**Provided text**
↓↓↓

Also, there's no age bracket that hasn't got a penalty to either strength or agility, so to get 19 human agility without a stealth class, you'd need to take a strength penalty. That's just never going to be worth it. Agility does affect attack speed, but noone seems to know how much, and I find that offense and weapon skills mostly dwarf this. I haven't really noticed any serious difference between, say, very good and exceptional human agility when it comes to attack speed, and once the character is skilled, agility seems to stop mattering.
For elves it's a little different. If you get 25 agility (smack in the middle of elven exceptional range) you get +25 to those rolls. That's a serious amount. Also you can check if you got 25 agility because that's the threshold to carrying 12 items in your inventory, so there's no uncertainty. The +25 is particularly noticeable with skills that cap low, like disarm which warrior capped at 70 and is probably the same for the heavy combat classes (two of which have to branch it). When you have +25 to a skill that noone has more than 70 points in, it has a huge impact. The bonus to defense is also significant, especially when it comes to dodging, so elves are hilariously desirable in the Byn even though people have to RP hating them. Same goes here as for disarm: while defense doesn't cap low, most people probably get stuck around 40-60ish, so +25 is a lot.
Unfortunately for elves, the +25 to offense is a massive disadvantage in raising combat skills, and even though it's a big bonus, it still doesn't come close to the power of strength. For elves, strength pretty much doesn't exist; they can't get more than +1 damage from it, and they need the upper end of exceptional for that. Elven exceptional strength is 14-15 so you can't even tell if you got the +1. You can have exceptional strength as an elf and get no damage bonus! Elven 'good' is enough to have no penalty. It's kind of tragic that good and exceptional can be the same. At elven values, it doesn't even affect carrying capacity that much--10 vs 15 strength is a difference of 30 points of weight, while 15 vs 20 is a difference of 150 weight. WTF?
Mul and half-giant obviously comes out ahead, but they're such special cases with so many RP obligations that they aren't worth discussing. A half-giant would be most people's idea of a combat powerhouse, but few actually want to play them because the race is garbage for everything other than hitting hard and having lots of health. You do have to actually RP the character some of the time, after all. As such, let's say the optimal PvE build will be a human or dwarf. Dwarf is statistically best because they get more strength, but at that point it's not so important whether your average hit is for 20 or 22 damage. Capped human strength is enough, the granularity of damage is such that a little more is unlikely to result in a better 'number of hits needed to kill a dude' factor. Being a human means you don't have to deal with annoying shit like terrible sneaking speed and staff pestering you about your focus, and there will be no social obstacles for a human in case you end up wanting to join the militia or fuck a noble. If you don't care about any of these things, go dwarf.

↑↑↑

**Requirements**
Repeat the passage on race and stat choices word for word, from "Also, there's no" up to and including "to stop mattering.".

**Collected material**
↓↓↓

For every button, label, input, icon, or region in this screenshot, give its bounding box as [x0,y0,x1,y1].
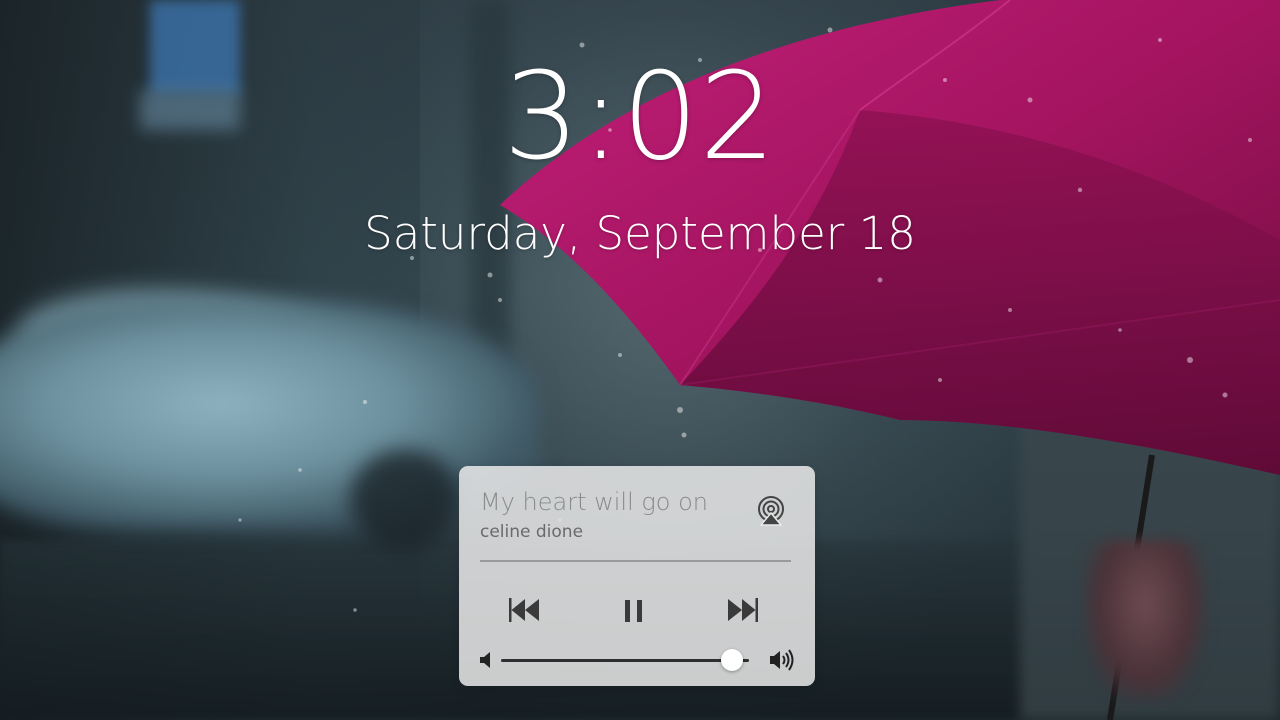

↑↑↑

**Expected output**
Also, there's no age bracket that hasn't got a penalty to either strength or agility, so to get 19 human agility without a stealth class, you'd need to take a strength penalty. That's just never going to be worth it. Agility does affect attack speed, but noone seems to know how much, and I find that offense and weapon skills mostly dwarf this. I haven't really noticed any serious difference between, say, very good and exceptional human agility when it comes to attack speed, and once the character is skilled, agility seems to stop mattering.